▸ PROBLEM TO WORK ON: In the listing below, locate the line containing "Enumerate this screenshot's" and copy it and every line after it through the end, exactly as written, leaving out any pictures.

▸ DATASET RECORDS:
────

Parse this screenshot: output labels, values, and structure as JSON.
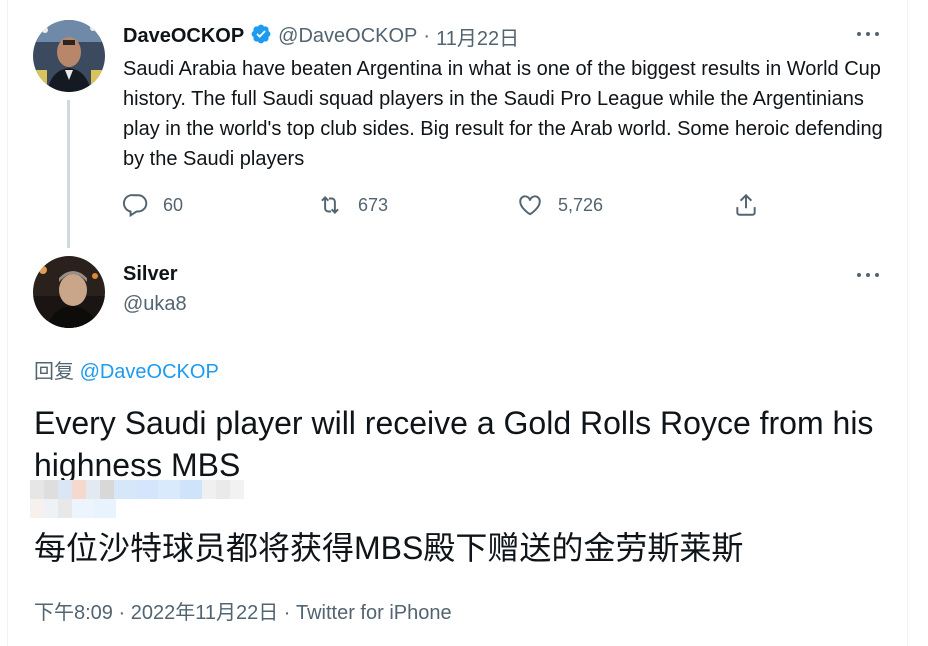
{
  "colors": {
    "accent": "#1d9bf0",
    "muted": "#536471",
    "text": "#0f1419",
    "thread_line": "#cfd9de"
  },
  "first_tweet": {
    "display_name": "DaveOCKOP",
    "verified_icon": "verified-badge-icon",
    "handle": "@DaveOCKOP",
    "separator": "·",
    "date": "11月22日",
    "text": "Saudi Arabia have beaten Argentina in what is one of the biggest results in World Cup history. The full Saudi squad players in the Saudi Pro League while the Argentinians play in the world's top club sides. Big result for the Arab world. Some heroic defending by the Saudi players",
    "actions": {
      "reply_icon": "reply-icon",
      "reply_count": "60",
      "retweet_icon": "retweet-icon",
      "retweet_count": "673",
      "like_icon": "heart-icon",
      "like_count": "5,726",
      "share_icon": "share-icon"
    }
  },
  "main_tweet": {
    "display_name": "Silver",
    "handle": "@uka8",
    "reply_prefix": "回复",
    "reply_to": "@DaveOCKOP",
    "text": "Every Saudi player will receive a Gold Rolls Royce from his highness MBS",
    "translation": "每位沙特球员都将获得MBS殿下赠送的金劳斯莱斯",
    "meta": "下午8:09 · 2022年11月22日 · Twitter for iPhone"
  }
}
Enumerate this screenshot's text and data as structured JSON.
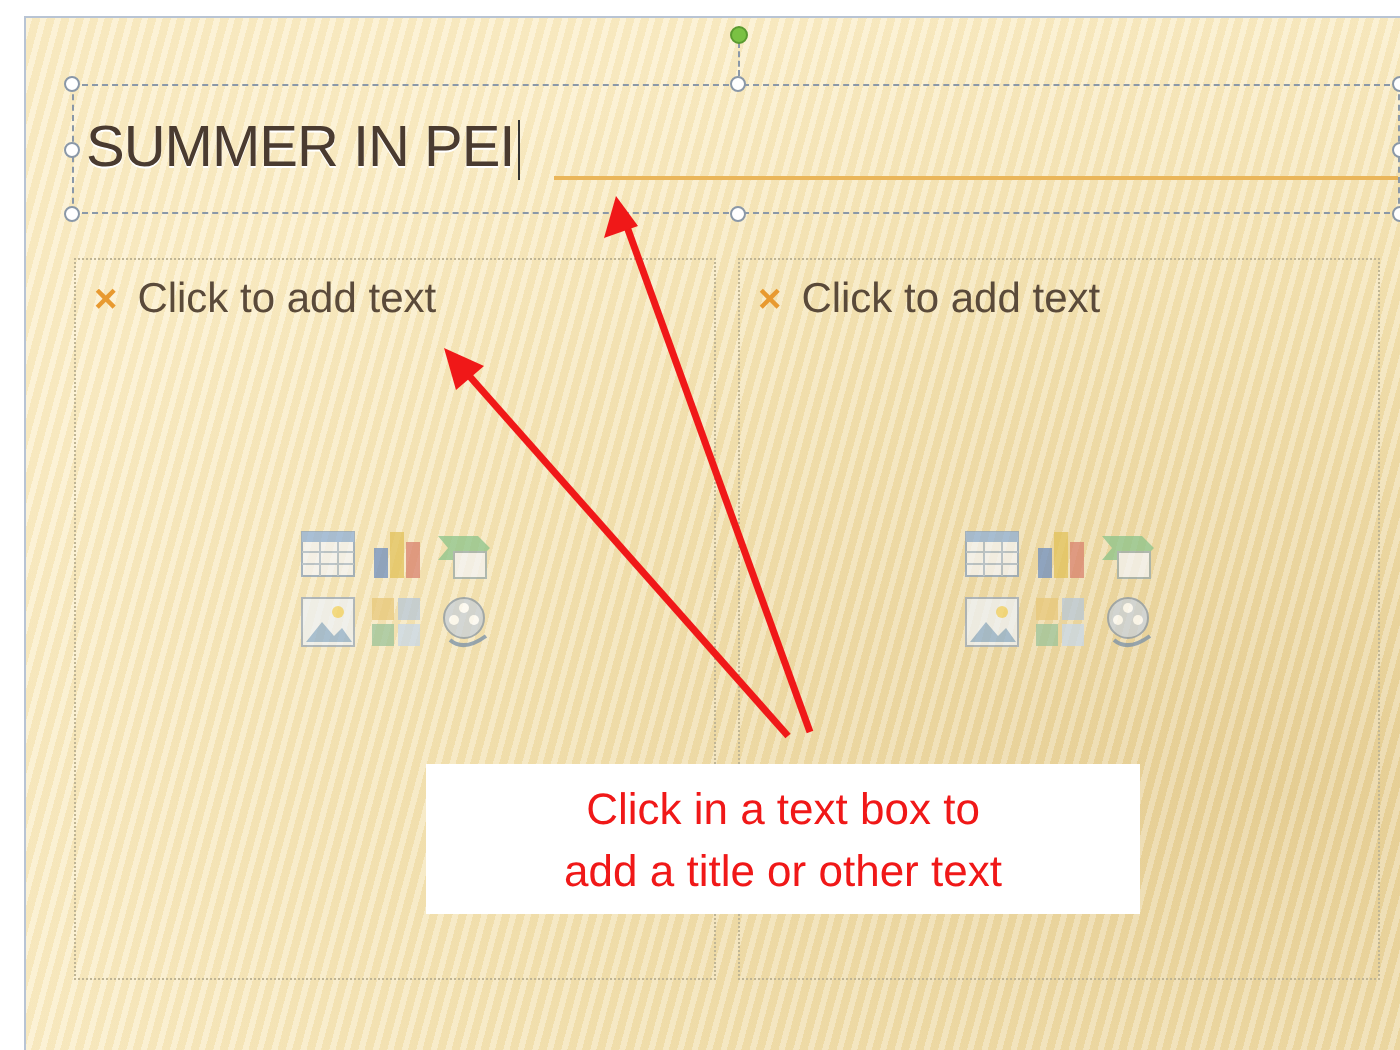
{
  "slide": {
    "title": "SUMMER IN PEI",
    "placeholders": [
      {
        "bullet": "×",
        "prompt": "Click to add text"
      },
      {
        "bullet": "×",
        "prompt": "Click to add text"
      }
    ],
    "callout": "Click in a text box to\nadd a title or other text"
  }
}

────

▸ ANSWER TO THE PROBLEM:
Enumerate this screenshot's text and data as structured JSON.
{
  "slide": {
    "title": "SUMMER IN PEI",
    "placeholders": [
      {
        "bullet": "×",
        "prompt": "Click to add text"
      },
      {
        "bullet": "×",
        "prompt": "Click to add text"
      }
    ],
    "callout": "Click in a text box to\nadd a title or other text"
  }
}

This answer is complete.